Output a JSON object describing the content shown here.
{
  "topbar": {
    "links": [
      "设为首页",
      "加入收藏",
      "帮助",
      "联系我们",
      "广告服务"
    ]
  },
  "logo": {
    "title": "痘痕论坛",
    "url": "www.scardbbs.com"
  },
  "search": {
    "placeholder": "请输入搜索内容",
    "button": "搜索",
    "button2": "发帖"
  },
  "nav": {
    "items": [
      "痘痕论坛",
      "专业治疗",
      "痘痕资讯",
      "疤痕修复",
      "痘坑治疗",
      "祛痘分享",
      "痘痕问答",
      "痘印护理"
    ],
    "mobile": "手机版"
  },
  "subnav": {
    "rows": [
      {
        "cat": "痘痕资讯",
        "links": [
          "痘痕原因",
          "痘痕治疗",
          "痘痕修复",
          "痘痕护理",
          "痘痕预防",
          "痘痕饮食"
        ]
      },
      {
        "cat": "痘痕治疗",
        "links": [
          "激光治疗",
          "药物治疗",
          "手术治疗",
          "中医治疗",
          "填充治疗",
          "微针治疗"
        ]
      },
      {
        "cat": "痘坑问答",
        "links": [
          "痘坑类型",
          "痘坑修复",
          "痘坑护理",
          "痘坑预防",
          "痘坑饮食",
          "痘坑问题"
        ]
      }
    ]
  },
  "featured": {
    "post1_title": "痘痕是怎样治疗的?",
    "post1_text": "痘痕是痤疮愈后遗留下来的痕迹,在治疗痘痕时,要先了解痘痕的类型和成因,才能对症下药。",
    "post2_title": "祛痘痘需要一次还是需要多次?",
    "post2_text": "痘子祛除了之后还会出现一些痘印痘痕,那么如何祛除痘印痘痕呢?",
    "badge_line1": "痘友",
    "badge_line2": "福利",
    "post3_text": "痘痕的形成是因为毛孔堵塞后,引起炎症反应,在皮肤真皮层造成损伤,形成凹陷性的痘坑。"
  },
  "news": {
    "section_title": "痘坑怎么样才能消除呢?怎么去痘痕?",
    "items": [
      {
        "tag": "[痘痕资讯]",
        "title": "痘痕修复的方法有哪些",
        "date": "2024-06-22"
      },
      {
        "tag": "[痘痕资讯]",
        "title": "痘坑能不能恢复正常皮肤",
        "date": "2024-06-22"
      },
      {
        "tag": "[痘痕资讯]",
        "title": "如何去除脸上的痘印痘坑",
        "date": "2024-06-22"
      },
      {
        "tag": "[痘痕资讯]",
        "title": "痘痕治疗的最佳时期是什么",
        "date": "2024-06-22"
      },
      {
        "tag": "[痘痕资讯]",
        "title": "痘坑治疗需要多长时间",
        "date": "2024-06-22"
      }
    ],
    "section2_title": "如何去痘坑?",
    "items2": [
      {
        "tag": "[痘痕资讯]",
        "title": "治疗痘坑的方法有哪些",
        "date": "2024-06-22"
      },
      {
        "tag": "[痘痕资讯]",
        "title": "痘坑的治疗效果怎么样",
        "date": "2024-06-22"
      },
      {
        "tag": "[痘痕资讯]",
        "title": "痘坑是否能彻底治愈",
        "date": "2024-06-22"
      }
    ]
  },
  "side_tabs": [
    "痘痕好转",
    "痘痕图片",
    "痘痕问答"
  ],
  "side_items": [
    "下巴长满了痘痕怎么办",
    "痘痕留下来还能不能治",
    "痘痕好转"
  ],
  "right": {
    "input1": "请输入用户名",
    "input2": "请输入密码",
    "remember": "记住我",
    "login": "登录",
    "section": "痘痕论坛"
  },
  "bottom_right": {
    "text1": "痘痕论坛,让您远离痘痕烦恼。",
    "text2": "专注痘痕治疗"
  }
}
----------------------------------------
> [WORK TO COMPLETE]: Quote the data above in full, changing nothing.

> [SOLUTION TO THIS EXERCISE]:
Output a JSON object describing the content shown here.
{
  "topbar": {
    "links": [
      "设为首页",
      "加入收藏",
      "帮助",
      "联系我们",
      "广告服务"
    ]
  },
  "logo": {
    "title": "痘痕论坛",
    "url": "www.scardbbs.com"
  },
  "search": {
    "placeholder": "请输入搜索内容",
    "button": "搜索",
    "button2": "发帖"
  },
  "nav": {
    "items": [
      "痘痕论坛",
      "专业治疗",
      "痘痕资讯",
      "疤痕修复",
      "痘坑治疗",
      "祛痘分享",
      "痘痕问答",
      "痘印护理"
    ],
    "mobile": "手机版"
  },
  "subnav": {
    "rows": [
      {
        "cat": "痘痕资讯",
        "links": [
          "痘痕原因",
          "痘痕治疗",
          "痘痕修复",
          "痘痕护理",
          "痘痕预防",
          "痘痕饮食"
        ]
      },
      {
        "cat": "痘痕治疗",
        "links": [
          "激光治疗",
          "药物治疗",
          "手术治疗",
          "中医治疗",
          "填充治疗",
          "微针治疗"
        ]
      },
      {
        "cat": "痘坑问答",
        "links": [
          "痘坑类型",
          "痘坑修复",
          "痘坑护理",
          "痘坑预防",
          "痘坑饮食",
          "痘坑问题"
        ]
      }
    ]
  },
  "featured": {
    "post1_title": "痘痕是怎样治疗的?",
    "post1_text": "痘痕是痤疮愈后遗留下来的痕迹,在治疗痘痕时,要先了解痘痕的类型和成因,才能对症下药。",
    "post2_title": "祛痘痘需要一次还是需要多次?",
    "post2_text": "痘子祛除了之后还会出现一些痘印痘痕,那么如何祛除痘印痘痕呢?",
    "badge_line1": "痘友",
    "badge_line2": "福利",
    "post3_text": "痘痕的形成是因为毛孔堵塞后,引起炎症反应,在皮肤真皮层造成损伤,形成凹陷性的痘坑。"
  },
  "news": {
    "section_title": "痘坑怎么样才能消除呢?怎么去痘痕?",
    "items": [
      {
        "tag": "[痘痕资讯]",
        "title": "痘痕修复的方法有哪些",
        "date": "2024-06-22"
      },
      {
        "tag": "[痘痕资讯]",
        "title": "痘坑能不能恢复正常皮肤",
        "date": "2024-06-22"
      },
      {
        "tag": "[痘痕资讯]",
        "title": "如何去除脸上的痘印痘坑",
        "date": "2024-06-22"
      },
      {
        "tag": "[痘痕资讯]",
        "title": "痘痕治疗的最佳时期是什么",
        "date": "2024-06-22"
      },
      {
        "tag": "[痘痕资讯]",
        "title": "痘坑治疗需要多长时间",
        "date": "2024-06-22"
      }
    ],
    "section2_title": "如何去痘坑?",
    "items2": [
      {
        "tag": "[痘痕资讯]",
        "title": "治疗痘坑的方法有哪些",
        "date": "2024-06-22"
      },
      {
        "tag": "[痘痕资讯]",
        "title": "痘坑的治疗效果怎么样",
        "date": "2024-06-22"
      },
      {
        "tag": "[痘痕资讯]",
        "title": "痘坑是否能彻底治愈",
        "date": "2024-06-22"
      }
    ]
  },
  "side_tabs": [
    "痘痕好转",
    "痘痕图片",
    "痘痕问答"
  ],
  "side_items": [
    "下巴长满了痘痕怎么办",
    "痘痕留下来还能不能治",
    "痘痕好转"
  ],
  "right": {
    "input1": "请输入用户名",
    "input2": "请输入密码",
    "remember": "记住我",
    "login": "登录",
    "section": "痘痕论坛"
  },
  "bottom_right": {
    "text1": "痘痕论坛,让您远离痘痕烦恼。",
    "text2": "专注痘痕治疗"
  }
}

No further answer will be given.